=== Document excerpt ===

--- BEGIN ---

# EF 24-70 2.8 II quick review



## M.ST (Sep 10, 2012)

product quality: for weight reduction body is made out of plastic (but seems to be solid), lens connection is made out of metal with a rubber lip, zoom is very good, focus ring is excellent, the lens has a fixed filter holder, stray-light protection is only streaky, AF is a little bit faster than the AF in version one 

optics: very high performance, you can use it with open aperture, yout get top values if you set the aperture to f/4, at APS-C the resolution is a little bit lower, visible vignetting at 24 mm (even if you go to f/4) on FF, lower visible vignetting at 24 mm (even if you go to f/4) on APS-C, visible distortion at 24 mm

Vignetting in stops:
24 mm on APS-C, aperture 2,8/5,6: -0,83/-0,60 / Tamron -0,66 / -0,52
40 mm on APS-C, aperture 2,8/5,6: -0,56/-0,35 / Tamron -0,56 / -0,35
70 mm on APS-C, aperture 2,8/5,6: -0,64/-0,23 / Tamron - 0,52 / -0,24

24 mm on FF, aperture 2,8/5,6: -1,91/-1,33 / Tamron -2,31 / -1,33
40 mm on FF, aperture 2,8/5,6: -1,58/-0,96 / Tamron -1,73 / -0,95
70 mm on FF, aperture 2,8/5,6: -1,52/-0,77 / Tamron -1,97 / -1,15

*Distorsion
24 mm on APS-C/FF: -1,6% / -2,3 % (barrel-shaped) / Tamron -1,9 % / -3,1 % (barrel-shaped) 
40 mm on APS-C/FF: 0,1 % / 0,4 % (pulvinated) / Tamron -0,1 % / 0,3 % (barrel-shaped/pulvinated)
70 mm on APS-C/FF: 0,4 % / 1,0 % (pulvinated) / Tamron 0,4 % / 1,1 % (pulvinated)*

overall efficiency in percent on FF (aperture 2.8/4.0/5.6/8.0/11)
24 mm 83/92/87/85/83 - Tamron 80/82/82/81/78
40 mm 78/82/82/81/82 - Tamron 75/82/82/81/79
70 mm 82/82/85/83/82 - Tamron 74/77/78/78/81

Stars from small light sources at f/16 or f/22 in low light if you shoot landscapes
The nine blades produces 18 star spouds. I don´t like such stars. With the old lens with eight blades you get stars with eight spouds. It´s a optical fact, that you get with an uneven amount of blades the double amount of star spouds as you have blades. 

Conclusion: 
The EF 24-70 2.8 II is the best zoom lens in this focal range. It´s better in optics than the Tamron (Tamron has more vignetting on FF) and the AF is much faster than the Tamron AF. I don´t like the rotating direction of the zoom ring from Tamron. It drives me crazy, because it´s reverse to the Canon zoom ring direction. I like the lens hood from the version one. If you shoot into the direct sunlight with version two you have to shade the lens opening with the new hood on it with your hand or a black piece of paper or you get sunspots in your image.

--- END ---

=== Aim of the task ===
Continue the EF 24-70 2.8 II lens review from its last sentence. The lines that come next are from a different source.

[Region and label listings]
--- BEGIN ---

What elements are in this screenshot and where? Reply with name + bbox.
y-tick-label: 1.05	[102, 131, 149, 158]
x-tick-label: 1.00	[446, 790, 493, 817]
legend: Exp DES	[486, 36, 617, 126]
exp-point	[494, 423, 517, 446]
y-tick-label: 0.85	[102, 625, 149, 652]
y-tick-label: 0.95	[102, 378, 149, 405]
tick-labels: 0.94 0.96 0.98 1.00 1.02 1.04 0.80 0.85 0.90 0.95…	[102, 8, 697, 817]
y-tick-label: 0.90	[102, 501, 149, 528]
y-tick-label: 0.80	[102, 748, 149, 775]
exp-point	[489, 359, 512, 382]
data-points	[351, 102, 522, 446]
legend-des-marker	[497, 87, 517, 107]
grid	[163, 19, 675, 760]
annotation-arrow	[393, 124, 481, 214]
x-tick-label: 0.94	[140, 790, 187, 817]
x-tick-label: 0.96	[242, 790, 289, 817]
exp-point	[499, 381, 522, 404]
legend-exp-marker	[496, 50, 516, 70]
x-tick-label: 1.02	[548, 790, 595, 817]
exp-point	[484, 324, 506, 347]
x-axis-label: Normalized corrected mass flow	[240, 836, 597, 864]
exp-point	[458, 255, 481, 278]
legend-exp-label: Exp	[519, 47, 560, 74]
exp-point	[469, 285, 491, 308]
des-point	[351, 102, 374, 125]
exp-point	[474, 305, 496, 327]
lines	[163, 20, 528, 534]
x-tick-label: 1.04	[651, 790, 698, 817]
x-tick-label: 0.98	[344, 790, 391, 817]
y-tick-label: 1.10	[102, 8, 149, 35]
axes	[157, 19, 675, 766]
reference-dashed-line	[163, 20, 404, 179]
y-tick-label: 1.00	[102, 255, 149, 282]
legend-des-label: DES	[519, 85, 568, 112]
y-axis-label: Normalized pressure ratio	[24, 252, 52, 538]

--- END ---

=== Answer to the problem ===
I don´t put the data from the Nikkor 24-70 made with the D800E on the net, because the optical quality is far away from the EF 24-70 II. For D800E and D4 users I hope, that Nikon put a new version on the market. 

If it´s worth the price for you (around 1.000 more) you have to decide for yourself. I have to work less than a day as a professional photographer for it and I can say definetely YES to the lens.

Private conclusion:
I hold the prototype and the production version as my everyday walk-around-lens for portraits, sports, events and landscapes (private use and travelling) in combination with the 16-35 2.8 II and the EF 70-200 2.8 II IS. 

For business I mostly prefer the primes from Canon and Zeiss and my Hasselblad. But the lens and the EF 70-200 2.8 II IS is a great performer for business to.


----------



## K-amps (Sep 10, 2012)

Thanks for sharing. 

Any comments on sharpness @f2.8 in corners compared to the 24-105?


----------



## M.ST (Sep 10, 2012)

I sold my 24-105 IS after three days use a few years go.

Because this I was not able to compare the EF 24-70 II at f/2.8 with the 24-105 IS at f/4.

In my personal opinion the EF 24-70 II is very sharp from edge to edge at f/2.8.


----------



## Dylan777 (Sep 10, 2012)

M.ST said:


> I sold my 24-105 IS after three days use a few years go.
> 
> Because this I was not able to compare the EF 24-70 II at f/2.8 with the 24-105 IS at f/4.
> 
> In my personal opinion the EF 24-70 II is very sharp from edge to edge at f/2.8.



This is very important to me ;D...thanks


----------



## Axilrod (Sep 11, 2012)

M.ST said:


> In my personal opinion the EF 24-70 II is very sharp from edge to edge at f/2.8.



At all focal lengths? Does it have a strong spot? Weak spot?


----------



## M.ST (Sep 11, 2012)

I changed my review.

New is the overall efficiency in percent on FF (aperture 2.8/4.0/5.6/8.0/11).

You can see that the lens is very good at 24 mm and good at 70 mm focal lenght. At 40 mm the lens performs inferior.

With this I end my test, because I have a lot work to do and want to earn some money.

I hope you all enjoy my test and it helps you to make your decision.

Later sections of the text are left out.